EXERCISE BRIEF: Show all lines holding the string "name".

INFORMATION SHOWN:
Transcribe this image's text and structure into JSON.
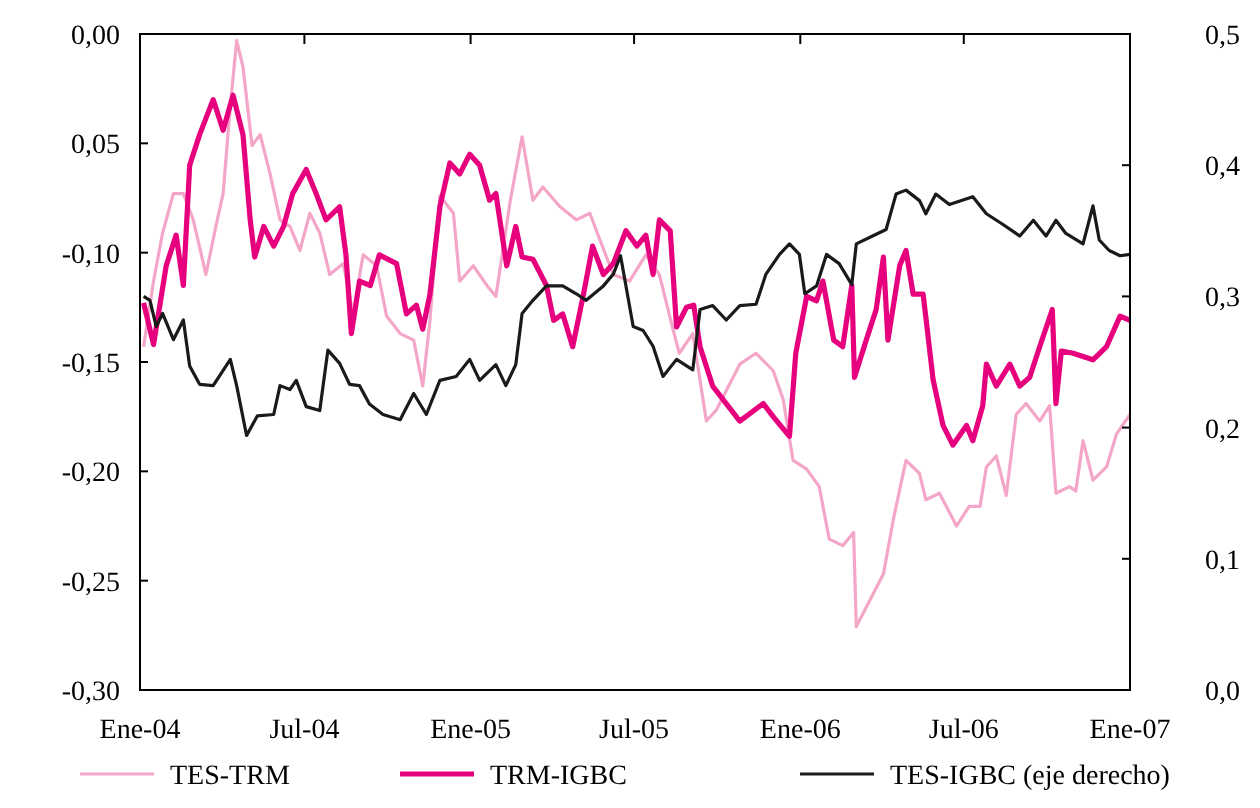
{
  "chart_data": {
    "type": "line",
    "legend": "bottom",
    "grid": false,
    "line_style": "solid",
    "marker": "none",
    "xlim": [
      "2004-01-01",
      "2007-01-01"
    ],
    "xticks": [
      {
        "value": "2004-01-01",
        "label": "Ene-04"
      },
      {
        "value": "2004-07-01",
        "label": "Jul-04"
      },
      {
        "value": "2005-01-01",
        "label": "Ene-05"
      },
      {
        "value": "2005-07-01",
        "label": "Jul-05"
      },
      {
        "value": "2006-01-01",
        "label": "Ene-06"
      },
      {
        "value": "2006-07-01",
        "label": "Jul-06"
      },
      {
        "value": "2007-01-01",
        "label": "Ene-07"
      }
    ],
    "ylim": [
      -0.3,
      0
    ],
    "yticks": [
      {
        "value": 0,
        "label": "0,00"
      },
      {
        "value": -0.05,
        "label": "0,05"
      },
      {
        "value": -0.1,
        "label": "-0,10"
      },
      {
        "value": -0.15,
        "label": "-0,15"
      },
      {
        "value": -0.2,
        "label": "-0,20"
      },
      {
        "value": -0.25,
        "label": "-0,25"
      },
      {
        "value": -0.3,
        "label": "-0,30"
      }
    ],
    "y2lim": [
      0,
      0.5
    ],
    "y2ticks": [
      {
        "value": 0,
        "label": "0,0"
      },
      {
        "value": 0.1,
        "label": "0,1"
      },
      {
        "value": 0.2,
        "label": "0,2"
      },
      {
        "value": 0.3,
        "label": "0,3"
      },
      {
        "value": 0.4,
        "label": "0,4"
      },
      {
        "value": 0.5,
        "label": "0,5"
      }
    ],
    "series": [
      {
        "name": "TES-TRM",
        "color": "#f4a6c8",
        "x": [
          "2004-01-05",
          "2004-01-16",
          "2004-01-26",
          "2004-02-07",
          "2004-02-18",
          "2004-02-29",
          "2004-03-14",
          "2004-03-25",
          "2004-04-02",
          "2004-04-10",
          "2004-04-17",
          "2004-04-24",
          "2004-05-04",
          "2004-05-13",
          "2004-05-24",
          "2004-06-04",
          "2004-06-15",
          "2004-06-26",
          "2004-07-07",
          "2004-07-18",
          "2004-07-29",
          "2004-08-13",
          "2004-08-24",
          "2004-09-04",
          "2004-09-19",
          "2004-09-30",
          "2004-10-15",
          "2004-10-30",
          "2004-11-09",
          "2004-11-17",
          "2004-11-28",
          "2004-12-13",
          "2004-12-20",
          "2005-01-04",
          "2005-01-19",
          "2005-01-29",
          "2005-02-14",
          "2005-02-27",
          "2005-03-11",
          "2005-03-22",
          "2005-04-10",
          "2005-04-28",
          "2005-05-13",
          "2005-05-24",
          "2005-06-08",
          "2005-06-26",
          "2005-07-14",
          "2005-07-29",
          "2005-08-13",
          "2005-08-20",
          "2005-09-04",
          "2005-09-19",
          "2005-09-30",
          "2005-10-26",
          "2005-11-13",
          "2005-12-02",
          "2005-12-13",
          "2005-12-24",
          "2006-01-08",
          "2006-01-22",
          "2006-02-02",
          "2006-02-17",
          "2006-03-01",
          "2006-03-04",
          "2006-03-19",
          "2006-04-03",
          "2006-04-14",
          "2006-04-28",
          "2006-05-13",
          "2006-05-20",
          "2006-06-04",
          "2006-06-23",
          "2006-07-07",
          "2006-07-19",
          "2006-07-26",
          "2006-08-06",
          "2006-08-17",
          "2006-08-28",
          "2006-09-08",
          "2006-09-23",
          "2006-10-04",
          "2006-10-11",
          "2006-10-26",
          "2006-11-02",
          "2006-11-10",
          "2006-11-21",
          "2006-12-06",
          "2006-12-17",
          "2007-01-01"
        ],
        "values": [
          -0.143,
          -0.113,
          -0.091,
          -0.073,
          -0.073,
          -0.085,
          -0.11,
          -0.088,
          -0.073,
          -0.033,
          -0.003,
          -0.015,
          -0.051,
          -0.046,
          -0.064,
          -0.085,
          -0.088,
          -0.099,
          -0.082,
          -0.091,
          -0.11,
          -0.105,
          -0.128,
          -0.101,
          -0.106,
          -0.129,
          -0.137,
          -0.14,
          -0.161,
          -0.131,
          -0.074,
          -0.082,
          -0.113,
          -0.106,
          -0.115,
          -0.12,
          -0.076,
          -0.047,
          -0.076,
          -0.07,
          -0.079,
          -0.085,
          -0.082,
          -0.094,
          -0.11,
          -0.113,
          -0.101,
          -0.11,
          -0.135,
          -0.146,
          -0.137,
          -0.177,
          -0.172,
          -0.151,
          -0.146,
          -0.154,
          -0.167,
          -0.195,
          -0.199,
          -0.207,
          -0.231,
          -0.234,
          -0.228,
          -0.271,
          -0.259,
          -0.247,
          -0.222,
          -0.195,
          -0.201,
          -0.213,
          -0.21,
          -0.225,
          -0.216,
          -0.216,
          -0.198,
          -0.193,
          -0.211,
          -0.174,
          -0.169,
          -0.177,
          -0.17,
          -0.21,
          -0.207,
          -0.209,
          -0.186,
          -0.204,
          -0.198,
          -0.183,
          -0.174
        ]
      },
      {
        "name": "TRM-IGBC",
        "color": "#e6007e",
        "x": [
          "2004-01-05",
          "2004-01-16",
          "2004-01-30",
          "2004-02-10",
          "2004-02-18",
          "2004-02-25",
          "2004-03-07",
          "2004-03-22",
          "2004-04-02",
          "2004-04-13",
          "2004-04-24",
          "2004-05-02",
          "2004-05-07",
          "2004-05-17",
          "2004-05-28",
          "2004-06-08",
          "2004-06-18",
          "2004-07-03",
          "2004-07-14",
          "2004-07-25",
          "2004-08-09",
          "2004-08-16",
          "2004-08-22",
          "2004-08-31",
          "2004-09-12",
          "2004-09-22",
          "2004-10-11",
          "2004-10-22",
          "2004-11-02",
          "2004-11-09",
          "2004-11-17",
          "2004-11-28",
          "2004-12-09",
          "2004-12-20",
          "2004-12-31",
          "2005-01-11",
          "2005-01-22",
          "2005-01-29",
          "2005-02-10",
          "2005-02-20",
          "2005-02-27",
          "2005-03-11",
          "2005-03-26",
          "2005-04-03",
          "2005-04-13",
          "2005-04-24",
          "2005-05-06",
          "2005-05-16",
          "2005-05-28",
          "2005-06-08",
          "2005-06-22",
          "2005-07-04",
          "2005-07-14",
          "2005-07-22",
          "2005-07-29",
          "2005-08-10",
          "2005-08-17",
          "2005-08-28",
          "2005-09-05",
          "2005-09-12",
          "2005-09-26",
          "2005-10-26",
          "2005-11-21",
          "2005-12-02",
          "2005-12-20",
          "2005-12-27",
          "2006-01-08",
          "2006-01-19",
          "2006-01-26",
          "2006-02-07",
          "2006-02-17",
          "2006-02-27",
          "2006-03-02",
          "2006-03-15",
          "2006-03-26",
          "2006-04-03",
          "2006-04-08",
          "2006-04-21",
          "2006-04-28",
          "2006-05-06",
          "2006-05-17",
          "2006-05-28",
          "2006-06-08",
          "2006-06-19",
          "2006-07-04",
          "2006-07-11",
          "2006-07-22",
          "2006-07-26",
          "2006-08-06",
          "2006-08-21",
          "2006-09-01",
          "2006-09-12",
          "2006-09-23",
          "2006-10-07",
          "2006-10-11",
          "2006-10-17",
          "2006-10-30",
          "2006-11-21",
          "2006-12-06",
          "2006-12-21",
          "2007-01-01"
        ],
        "values": [
          -0.123,
          -0.142,
          -0.106,
          -0.092,
          -0.115,
          -0.06,
          -0.046,
          -0.03,
          -0.044,
          -0.028,
          -0.046,
          -0.085,
          -0.102,
          -0.088,
          -0.097,
          -0.088,
          -0.073,
          -0.062,
          -0.073,
          -0.085,
          -0.079,
          -0.101,
          -0.137,
          -0.113,
          -0.115,
          -0.101,
          -0.105,
          -0.128,
          -0.124,
          -0.135,
          -0.119,
          -0.079,
          -0.059,
          -0.064,
          -0.055,
          -0.06,
          -0.076,
          -0.073,
          -0.106,
          -0.088,
          -0.102,
          -0.103,
          -0.115,
          -0.131,
          -0.128,
          -0.143,
          -0.119,
          -0.097,
          -0.11,
          -0.105,
          -0.09,
          -0.097,
          -0.092,
          -0.11,
          -0.085,
          -0.09,
          -0.134,
          -0.125,
          -0.124,
          -0.143,
          -0.161,
          -0.177,
          -0.169,
          -0.175,
          -0.184,
          -0.146,
          -0.12,
          -0.122,
          -0.113,
          -0.14,
          -0.143,
          -0.115,
          -0.157,
          -0.14,
          -0.126,
          -0.102,
          -0.14,
          -0.106,
          -0.099,
          -0.119,
          -0.119,
          -0.158,
          -0.179,
          -0.188,
          -0.179,
          -0.186,
          -0.17,
          -0.151,
          -0.161,
          -0.151,
          -0.161,
          -0.157,
          -0.143,
          -0.126,
          -0.169,
          -0.145,
          -0.146,
          -0.149,
          -0.143,
          -0.129,
          -0.131
        ]
      },
      {
        "name": "TES-IGBC (eje derecho)",
        "color": "#1a1a1a",
        "axis": "y2",
        "x": [
          "2004-01-05",
          "2004-01-12",
          "2004-01-19",
          "2004-01-26",
          "2004-02-07",
          "2004-02-18",
          "2004-02-25",
          "2004-03-07",
          "2004-03-22",
          "2004-04-10",
          "2004-04-17",
          "2004-04-28",
          "2004-05-10",
          "2004-05-28",
          "2004-06-04",
          "2004-06-15",
          "2004-06-22",
          "2004-07-03",
          "2004-07-18",
          "2004-07-27",
          "2004-08-09",
          "2004-08-20",
          "2004-08-31",
          "2004-09-11",
          "2004-09-26",
          "2004-10-15",
          "2004-10-30",
          "2004-11-13",
          "2004-11-28",
          "2004-12-16",
          "2004-12-31",
          "2005-01-11",
          "2005-01-29",
          "2005-02-09",
          "2005-02-20",
          "2005-02-27",
          "2005-03-11",
          "2005-03-26",
          "2005-04-13",
          "2005-04-28",
          "2005-05-09",
          "2005-05-28",
          "2005-06-08",
          "2005-06-16",
          "2005-06-30",
          "2005-07-11",
          "2005-07-22",
          "2005-08-02",
          "2005-08-17",
          "2005-09-04",
          "2005-09-12",
          "2005-09-26",
          "2005-10-11",
          "2005-10-26",
          "2005-11-13",
          "2005-11-24",
          "2005-12-09",
          "2005-12-20",
          "2005-12-31",
          "2006-01-06",
          "2006-01-19",
          "2006-01-30",
          "2006-02-13",
          "2006-02-27",
          "2006-03-04",
          "2006-03-22",
          "2006-04-06",
          "2006-04-17",
          "2006-04-28",
          "2006-05-13",
          "2006-05-20",
          "2006-05-31",
          "2006-06-15",
          "2006-07-11",
          "2006-07-26",
          "2006-08-13",
          "2006-09-01",
          "2006-09-16",
          "2006-09-30",
          "2006-10-11",
          "2006-10-22",
          "2006-11-10",
          "2006-11-21",
          "2006-11-28",
          "2006-12-09",
          "2006-12-21",
          "2007-01-01"
        ],
        "values": [
          0.3,
          0.297,
          0.277,
          0.287,
          0.267,
          0.282,
          0.247,
          0.233,
          0.232,
          0.252,
          0.232,
          0.194,
          0.209,
          0.21,
          0.232,
          0.229,
          0.236,
          0.216,
          0.213,
          0.259,
          0.249,
          0.233,
          0.232,
          0.218,
          0.21,
          0.206,
          0.226,
          0.21,
          0.236,
          0.239,
          0.252,
          0.236,
          0.248,
          0.232,
          0.248,
          0.287,
          0.297,
          0.308,
          0.308,
          0.302,
          0.297,
          0.308,
          0.317,
          0.331,
          0.277,
          0.274,
          0.262,
          0.239,
          0.252,
          0.244,
          0.29,
          0.293,
          0.282,
          0.293,
          0.294,
          0.317,
          0.332,
          0.34,
          0.332,
          0.302,
          0.308,
          0.332,
          0.325,
          0.309,
          0.34,
          0.346,
          0.351,
          0.378,
          0.381,
          0.373,
          0.363,
          0.378,
          0.37,
          0.376,
          0.363,
          0.355,
          0.346,
          0.358,
          0.346,
          0.358,
          0.348,
          0.34,
          0.369,
          0.343,
          0.335,
          0.331,
          0.332
        ]
      }
    ]
  }
}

RESPONSE TO THE TASK:
        "name": "TES-TRM",
        "name": "TRM-IGBC",
        "name": "TES-IGBC (eje derecho)",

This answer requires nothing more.